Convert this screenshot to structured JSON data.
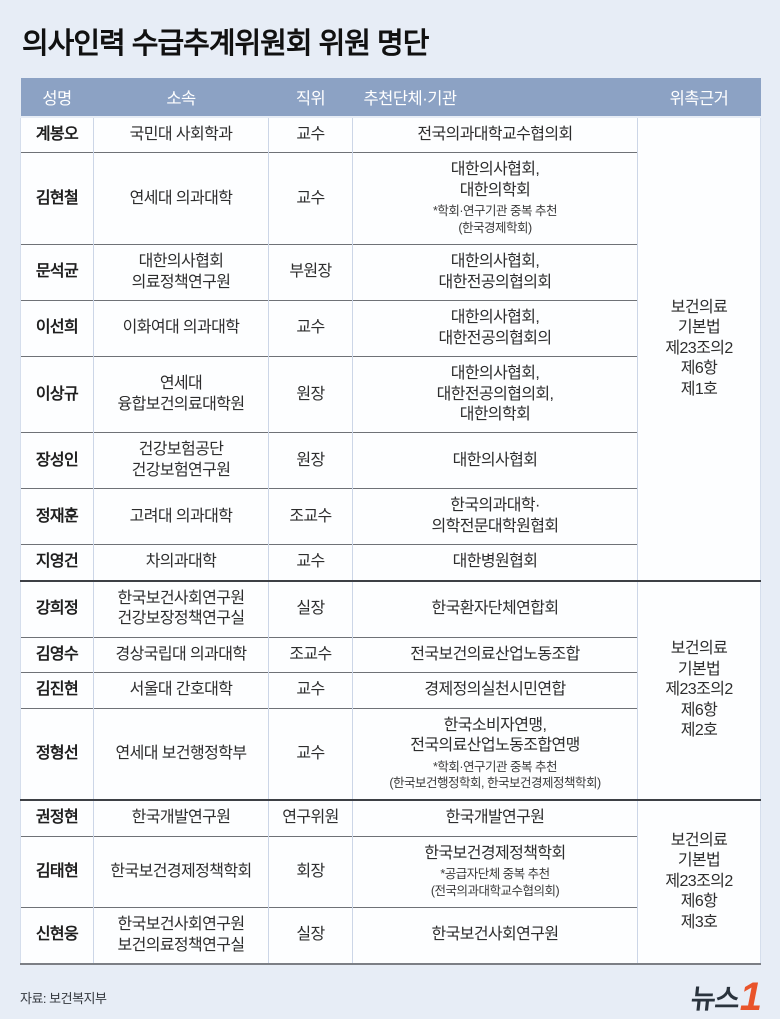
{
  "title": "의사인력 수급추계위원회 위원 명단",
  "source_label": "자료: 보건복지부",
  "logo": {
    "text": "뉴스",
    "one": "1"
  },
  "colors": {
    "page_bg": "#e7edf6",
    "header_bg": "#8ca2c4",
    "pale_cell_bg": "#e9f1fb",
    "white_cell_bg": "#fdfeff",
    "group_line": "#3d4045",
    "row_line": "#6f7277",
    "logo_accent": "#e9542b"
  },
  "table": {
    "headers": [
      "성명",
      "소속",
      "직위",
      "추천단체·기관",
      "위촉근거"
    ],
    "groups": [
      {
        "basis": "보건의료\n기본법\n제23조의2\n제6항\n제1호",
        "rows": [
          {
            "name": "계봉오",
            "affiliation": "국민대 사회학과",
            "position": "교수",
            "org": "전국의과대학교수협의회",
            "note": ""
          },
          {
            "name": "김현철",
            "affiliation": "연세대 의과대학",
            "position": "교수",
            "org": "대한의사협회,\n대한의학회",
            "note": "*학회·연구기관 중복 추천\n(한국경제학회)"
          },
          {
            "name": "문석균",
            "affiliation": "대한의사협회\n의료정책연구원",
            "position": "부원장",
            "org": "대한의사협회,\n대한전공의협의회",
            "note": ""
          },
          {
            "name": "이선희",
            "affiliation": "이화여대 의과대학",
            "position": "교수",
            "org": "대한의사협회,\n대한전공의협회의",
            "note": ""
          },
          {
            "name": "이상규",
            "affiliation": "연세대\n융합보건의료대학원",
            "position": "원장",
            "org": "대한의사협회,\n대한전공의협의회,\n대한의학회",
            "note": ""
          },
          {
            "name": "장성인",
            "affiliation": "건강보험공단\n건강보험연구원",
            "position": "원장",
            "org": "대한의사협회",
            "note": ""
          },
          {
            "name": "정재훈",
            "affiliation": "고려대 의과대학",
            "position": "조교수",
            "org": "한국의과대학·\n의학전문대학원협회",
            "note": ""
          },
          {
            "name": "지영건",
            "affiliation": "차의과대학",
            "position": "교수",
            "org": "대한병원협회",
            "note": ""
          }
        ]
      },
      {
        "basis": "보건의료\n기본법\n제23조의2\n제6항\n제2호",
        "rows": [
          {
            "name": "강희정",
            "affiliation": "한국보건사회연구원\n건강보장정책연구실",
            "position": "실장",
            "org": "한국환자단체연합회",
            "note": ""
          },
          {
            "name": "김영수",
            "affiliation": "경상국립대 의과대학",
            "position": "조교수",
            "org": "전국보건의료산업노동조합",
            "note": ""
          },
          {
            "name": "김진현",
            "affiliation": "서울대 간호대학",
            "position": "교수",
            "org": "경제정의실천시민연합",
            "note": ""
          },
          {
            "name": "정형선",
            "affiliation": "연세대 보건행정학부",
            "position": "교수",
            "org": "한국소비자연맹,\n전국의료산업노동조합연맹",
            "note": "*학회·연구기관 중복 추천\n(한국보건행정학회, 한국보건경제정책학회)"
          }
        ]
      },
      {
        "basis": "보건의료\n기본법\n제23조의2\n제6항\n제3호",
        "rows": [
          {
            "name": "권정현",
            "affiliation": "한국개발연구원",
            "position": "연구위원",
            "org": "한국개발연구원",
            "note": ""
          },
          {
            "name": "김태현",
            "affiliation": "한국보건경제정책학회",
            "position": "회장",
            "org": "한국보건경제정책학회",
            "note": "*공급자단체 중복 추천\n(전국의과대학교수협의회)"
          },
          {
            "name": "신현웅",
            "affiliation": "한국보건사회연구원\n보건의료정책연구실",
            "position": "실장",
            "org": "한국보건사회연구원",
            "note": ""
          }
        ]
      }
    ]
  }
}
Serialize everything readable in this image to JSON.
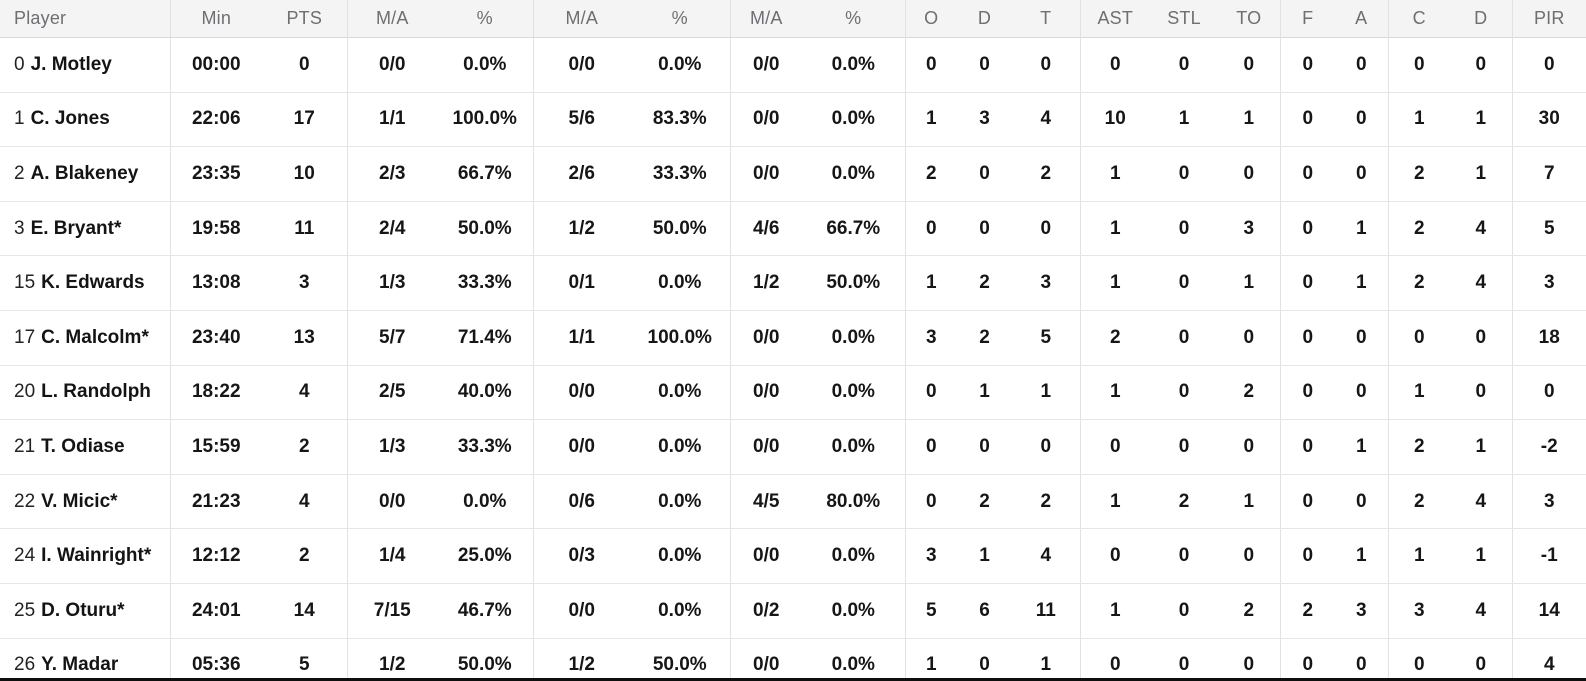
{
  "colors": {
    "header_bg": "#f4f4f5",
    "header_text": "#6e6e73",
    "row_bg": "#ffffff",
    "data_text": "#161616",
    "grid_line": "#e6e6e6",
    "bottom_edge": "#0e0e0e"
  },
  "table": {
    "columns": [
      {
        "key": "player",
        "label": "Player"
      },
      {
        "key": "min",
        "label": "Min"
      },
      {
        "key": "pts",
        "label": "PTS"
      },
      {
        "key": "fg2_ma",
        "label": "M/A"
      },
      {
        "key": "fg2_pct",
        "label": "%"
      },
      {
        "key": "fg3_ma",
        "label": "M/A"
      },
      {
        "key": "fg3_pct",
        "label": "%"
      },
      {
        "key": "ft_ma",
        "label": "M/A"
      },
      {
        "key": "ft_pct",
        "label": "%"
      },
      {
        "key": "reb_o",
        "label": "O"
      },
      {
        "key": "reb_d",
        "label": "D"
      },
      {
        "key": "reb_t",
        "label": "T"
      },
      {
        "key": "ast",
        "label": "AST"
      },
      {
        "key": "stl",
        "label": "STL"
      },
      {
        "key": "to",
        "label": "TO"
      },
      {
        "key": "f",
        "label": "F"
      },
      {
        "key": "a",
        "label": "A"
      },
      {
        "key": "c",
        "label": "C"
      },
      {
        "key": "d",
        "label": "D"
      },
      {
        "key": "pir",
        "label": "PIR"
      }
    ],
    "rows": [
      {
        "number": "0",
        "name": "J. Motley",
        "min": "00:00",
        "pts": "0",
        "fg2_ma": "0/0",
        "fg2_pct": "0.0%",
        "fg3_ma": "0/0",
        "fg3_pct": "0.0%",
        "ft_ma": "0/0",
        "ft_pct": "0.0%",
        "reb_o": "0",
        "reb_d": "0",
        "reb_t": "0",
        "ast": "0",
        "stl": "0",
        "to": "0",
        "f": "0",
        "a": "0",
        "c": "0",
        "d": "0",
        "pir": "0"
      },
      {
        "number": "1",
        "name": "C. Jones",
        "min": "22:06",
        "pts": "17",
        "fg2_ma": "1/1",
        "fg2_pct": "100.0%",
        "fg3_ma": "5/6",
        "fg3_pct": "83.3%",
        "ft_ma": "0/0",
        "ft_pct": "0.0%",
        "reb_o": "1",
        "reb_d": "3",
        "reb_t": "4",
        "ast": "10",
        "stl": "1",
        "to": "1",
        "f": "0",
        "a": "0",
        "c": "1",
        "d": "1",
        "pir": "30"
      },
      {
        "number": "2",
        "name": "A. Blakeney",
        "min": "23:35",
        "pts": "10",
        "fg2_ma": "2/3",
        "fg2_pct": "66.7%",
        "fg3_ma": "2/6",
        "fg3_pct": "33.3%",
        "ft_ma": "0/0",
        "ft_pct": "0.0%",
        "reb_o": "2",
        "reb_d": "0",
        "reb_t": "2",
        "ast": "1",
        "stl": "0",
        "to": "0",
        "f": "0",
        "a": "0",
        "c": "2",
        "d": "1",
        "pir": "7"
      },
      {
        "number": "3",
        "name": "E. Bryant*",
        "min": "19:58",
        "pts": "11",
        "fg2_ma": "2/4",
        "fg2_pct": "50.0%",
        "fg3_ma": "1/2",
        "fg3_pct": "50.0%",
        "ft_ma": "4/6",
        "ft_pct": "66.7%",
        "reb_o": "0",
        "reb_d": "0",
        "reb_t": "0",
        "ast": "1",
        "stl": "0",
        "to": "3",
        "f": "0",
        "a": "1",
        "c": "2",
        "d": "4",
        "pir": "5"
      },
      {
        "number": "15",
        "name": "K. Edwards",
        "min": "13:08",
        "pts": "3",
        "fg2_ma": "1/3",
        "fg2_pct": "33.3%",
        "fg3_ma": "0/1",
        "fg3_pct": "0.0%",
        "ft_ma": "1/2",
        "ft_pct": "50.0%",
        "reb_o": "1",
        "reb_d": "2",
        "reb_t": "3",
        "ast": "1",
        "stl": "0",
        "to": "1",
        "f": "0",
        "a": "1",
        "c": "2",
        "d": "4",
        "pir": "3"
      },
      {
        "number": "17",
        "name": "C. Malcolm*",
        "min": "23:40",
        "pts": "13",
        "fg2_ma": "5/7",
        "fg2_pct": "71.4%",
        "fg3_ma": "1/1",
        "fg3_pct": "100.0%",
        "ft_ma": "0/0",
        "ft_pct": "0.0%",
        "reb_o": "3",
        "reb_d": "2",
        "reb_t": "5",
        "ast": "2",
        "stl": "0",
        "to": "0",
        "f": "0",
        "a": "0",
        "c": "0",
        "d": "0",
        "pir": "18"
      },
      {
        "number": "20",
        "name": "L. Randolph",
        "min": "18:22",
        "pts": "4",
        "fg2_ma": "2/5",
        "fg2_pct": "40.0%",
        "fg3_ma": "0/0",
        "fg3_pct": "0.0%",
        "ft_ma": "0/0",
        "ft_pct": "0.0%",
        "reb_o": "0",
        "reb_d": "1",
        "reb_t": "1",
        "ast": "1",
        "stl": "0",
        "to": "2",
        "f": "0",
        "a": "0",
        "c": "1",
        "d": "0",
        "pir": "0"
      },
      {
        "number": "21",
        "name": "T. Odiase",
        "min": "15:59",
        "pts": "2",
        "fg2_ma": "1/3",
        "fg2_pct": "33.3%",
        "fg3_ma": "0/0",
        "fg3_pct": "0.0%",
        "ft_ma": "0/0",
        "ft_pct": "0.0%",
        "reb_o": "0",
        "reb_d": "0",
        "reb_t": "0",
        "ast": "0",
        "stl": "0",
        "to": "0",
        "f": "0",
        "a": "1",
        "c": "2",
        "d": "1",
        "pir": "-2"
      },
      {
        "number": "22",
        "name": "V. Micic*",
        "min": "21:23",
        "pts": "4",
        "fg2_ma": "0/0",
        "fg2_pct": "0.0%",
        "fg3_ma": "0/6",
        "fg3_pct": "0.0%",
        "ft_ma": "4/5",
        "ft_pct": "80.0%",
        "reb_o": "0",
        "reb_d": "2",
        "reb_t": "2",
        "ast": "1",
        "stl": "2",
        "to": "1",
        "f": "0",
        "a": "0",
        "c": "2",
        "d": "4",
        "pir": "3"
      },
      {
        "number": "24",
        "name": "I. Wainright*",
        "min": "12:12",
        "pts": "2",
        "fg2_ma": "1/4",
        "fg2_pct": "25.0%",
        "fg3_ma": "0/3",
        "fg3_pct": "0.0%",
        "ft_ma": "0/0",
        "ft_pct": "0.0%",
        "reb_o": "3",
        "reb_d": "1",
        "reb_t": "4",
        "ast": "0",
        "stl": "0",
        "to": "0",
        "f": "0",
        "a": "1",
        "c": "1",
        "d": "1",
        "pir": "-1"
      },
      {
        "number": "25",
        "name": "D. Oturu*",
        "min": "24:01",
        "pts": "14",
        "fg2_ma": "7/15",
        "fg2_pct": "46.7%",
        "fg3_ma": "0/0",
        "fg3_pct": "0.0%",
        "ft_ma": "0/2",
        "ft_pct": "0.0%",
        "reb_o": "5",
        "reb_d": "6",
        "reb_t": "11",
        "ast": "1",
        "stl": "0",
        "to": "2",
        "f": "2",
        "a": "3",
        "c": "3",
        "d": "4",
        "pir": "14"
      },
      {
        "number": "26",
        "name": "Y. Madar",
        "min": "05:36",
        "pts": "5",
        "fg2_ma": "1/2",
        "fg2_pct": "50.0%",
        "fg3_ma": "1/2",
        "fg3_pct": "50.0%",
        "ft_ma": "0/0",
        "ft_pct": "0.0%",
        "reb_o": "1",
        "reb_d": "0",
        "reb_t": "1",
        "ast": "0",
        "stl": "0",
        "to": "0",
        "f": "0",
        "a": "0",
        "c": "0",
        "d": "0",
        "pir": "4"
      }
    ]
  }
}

+ + + +

*Instruction*.
Collect the lines that hold "한국보건사회연구원".

*Written solution*.
            "affiliation": "한국보건사회연구원\n건강보장정책연구실",
            "affiliation": "한국보건사회연구원\n보건의료정책연구실",
            "org": "한국보건사회연구원",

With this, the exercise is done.